Short task — Check every line for the word "this" and give the number of lines where it occurs, nothing else.

Exercise materials —
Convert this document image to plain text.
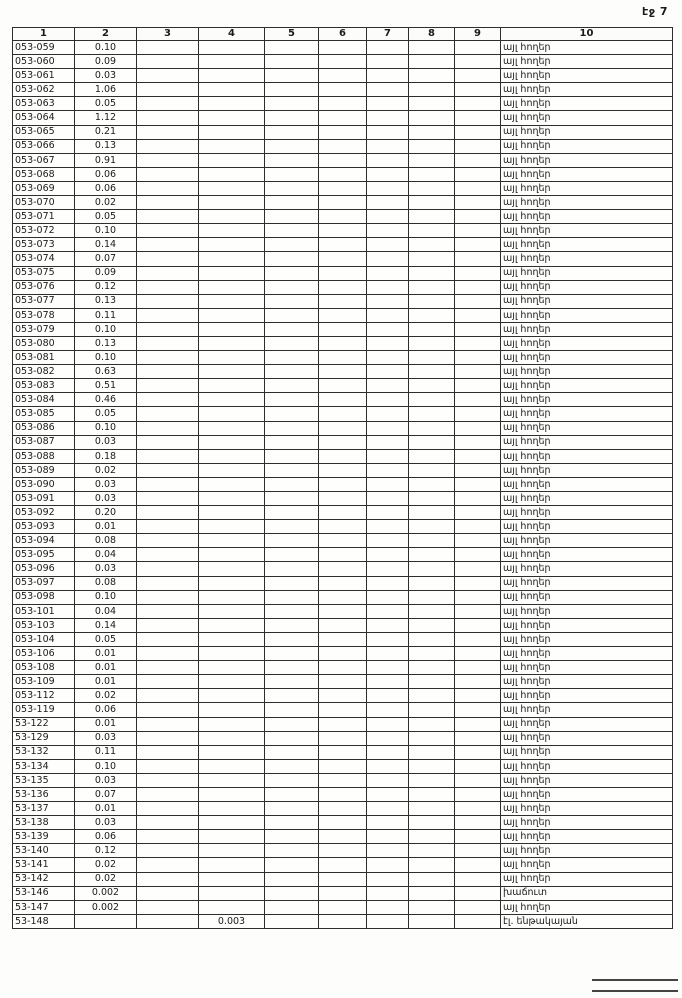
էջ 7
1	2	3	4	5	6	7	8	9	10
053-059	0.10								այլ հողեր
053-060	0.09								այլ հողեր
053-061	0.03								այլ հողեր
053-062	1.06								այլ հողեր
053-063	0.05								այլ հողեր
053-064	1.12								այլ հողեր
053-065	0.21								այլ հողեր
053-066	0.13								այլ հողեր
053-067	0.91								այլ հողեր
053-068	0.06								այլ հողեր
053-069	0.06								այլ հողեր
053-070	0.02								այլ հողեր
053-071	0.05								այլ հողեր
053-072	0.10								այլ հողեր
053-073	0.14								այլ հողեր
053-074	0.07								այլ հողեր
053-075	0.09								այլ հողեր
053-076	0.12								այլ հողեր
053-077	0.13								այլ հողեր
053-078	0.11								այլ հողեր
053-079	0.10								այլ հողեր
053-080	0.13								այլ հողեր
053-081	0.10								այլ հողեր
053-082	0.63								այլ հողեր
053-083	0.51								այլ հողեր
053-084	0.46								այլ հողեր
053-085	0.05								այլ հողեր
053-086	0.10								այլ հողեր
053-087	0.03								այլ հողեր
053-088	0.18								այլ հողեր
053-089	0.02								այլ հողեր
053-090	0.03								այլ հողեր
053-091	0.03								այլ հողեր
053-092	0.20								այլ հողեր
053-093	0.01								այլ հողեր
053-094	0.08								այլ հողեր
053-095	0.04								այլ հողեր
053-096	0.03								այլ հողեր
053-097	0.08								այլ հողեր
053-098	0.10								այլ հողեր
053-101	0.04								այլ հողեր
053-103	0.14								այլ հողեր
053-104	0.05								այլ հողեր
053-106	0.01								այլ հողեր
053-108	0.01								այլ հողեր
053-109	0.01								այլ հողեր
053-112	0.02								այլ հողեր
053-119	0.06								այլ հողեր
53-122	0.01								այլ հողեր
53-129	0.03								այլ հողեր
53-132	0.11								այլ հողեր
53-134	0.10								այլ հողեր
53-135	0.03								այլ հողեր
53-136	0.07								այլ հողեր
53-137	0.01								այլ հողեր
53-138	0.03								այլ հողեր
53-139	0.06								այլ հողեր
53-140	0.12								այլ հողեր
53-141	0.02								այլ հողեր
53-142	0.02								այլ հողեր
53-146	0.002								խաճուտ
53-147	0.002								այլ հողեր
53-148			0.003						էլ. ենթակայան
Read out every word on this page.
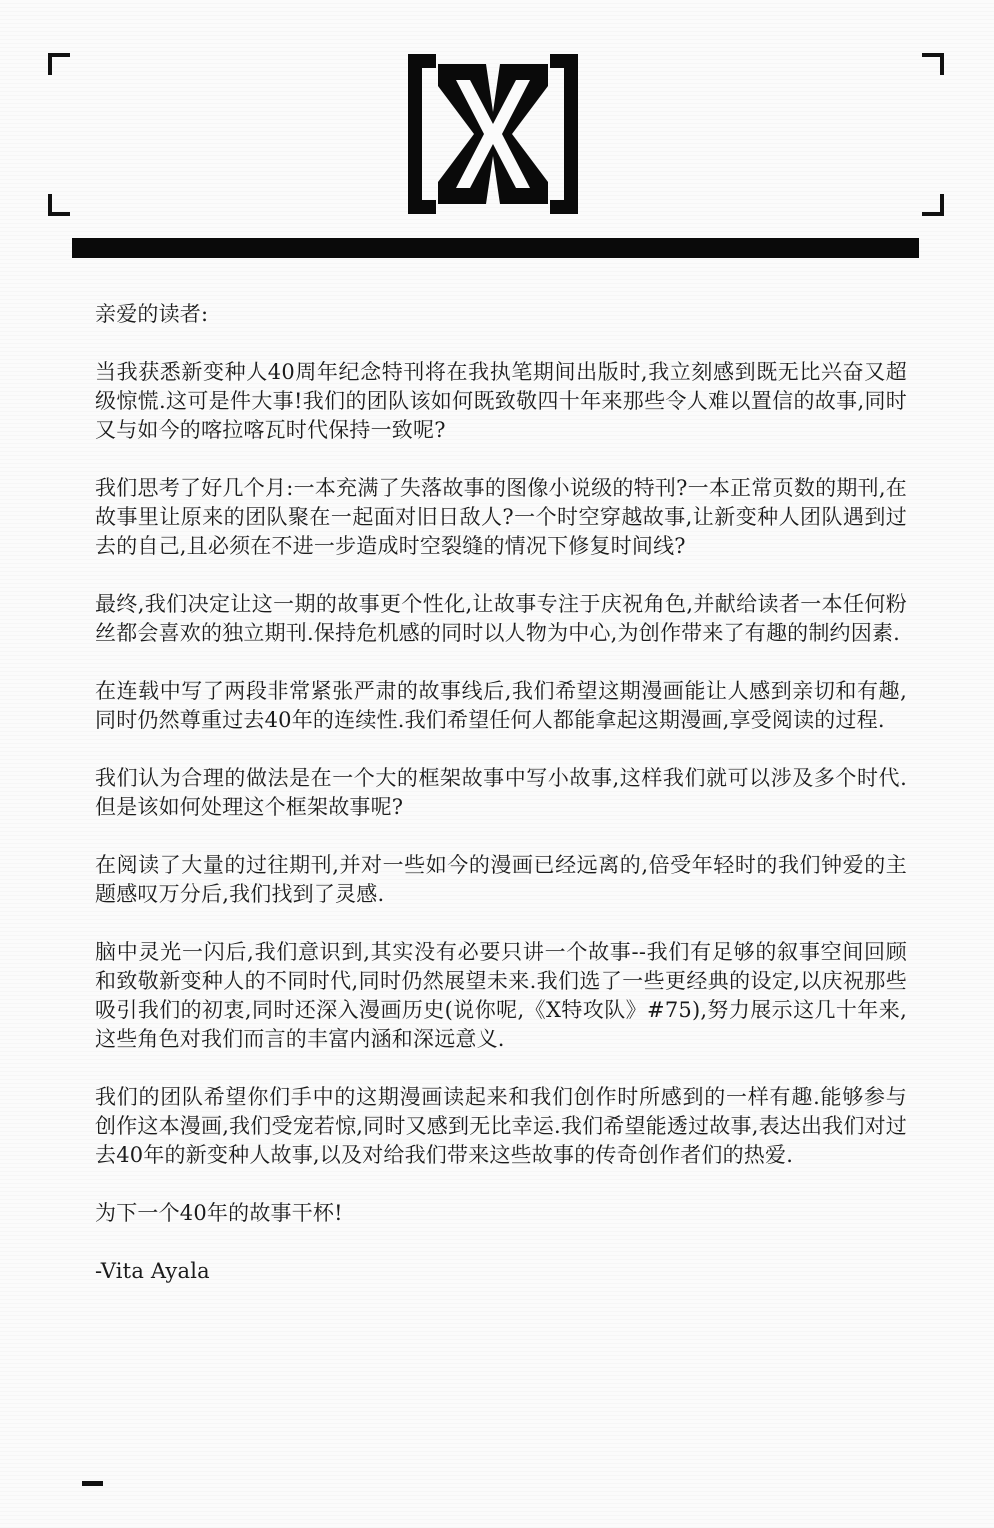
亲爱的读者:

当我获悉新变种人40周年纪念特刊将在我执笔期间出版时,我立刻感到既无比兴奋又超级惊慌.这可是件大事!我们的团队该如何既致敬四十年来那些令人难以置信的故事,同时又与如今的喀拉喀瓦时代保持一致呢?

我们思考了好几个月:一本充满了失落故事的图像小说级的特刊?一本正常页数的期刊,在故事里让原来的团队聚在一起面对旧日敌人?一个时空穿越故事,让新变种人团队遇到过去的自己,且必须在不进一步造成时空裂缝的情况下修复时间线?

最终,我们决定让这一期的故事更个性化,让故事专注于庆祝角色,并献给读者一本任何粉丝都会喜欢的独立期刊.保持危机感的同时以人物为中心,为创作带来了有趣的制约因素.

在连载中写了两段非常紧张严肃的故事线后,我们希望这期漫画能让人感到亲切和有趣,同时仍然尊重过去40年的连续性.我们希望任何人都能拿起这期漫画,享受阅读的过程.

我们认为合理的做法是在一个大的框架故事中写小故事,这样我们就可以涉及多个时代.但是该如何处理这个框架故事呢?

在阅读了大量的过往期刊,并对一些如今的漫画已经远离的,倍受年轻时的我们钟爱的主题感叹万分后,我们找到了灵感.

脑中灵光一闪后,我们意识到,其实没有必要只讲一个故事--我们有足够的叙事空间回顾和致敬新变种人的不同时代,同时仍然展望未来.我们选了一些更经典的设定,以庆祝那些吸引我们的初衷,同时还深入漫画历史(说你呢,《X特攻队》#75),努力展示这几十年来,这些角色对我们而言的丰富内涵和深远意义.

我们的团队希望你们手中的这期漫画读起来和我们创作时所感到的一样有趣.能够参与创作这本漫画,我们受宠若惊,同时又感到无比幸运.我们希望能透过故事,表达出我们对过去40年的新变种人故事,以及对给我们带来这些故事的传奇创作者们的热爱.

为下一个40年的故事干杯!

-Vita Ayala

The output — 2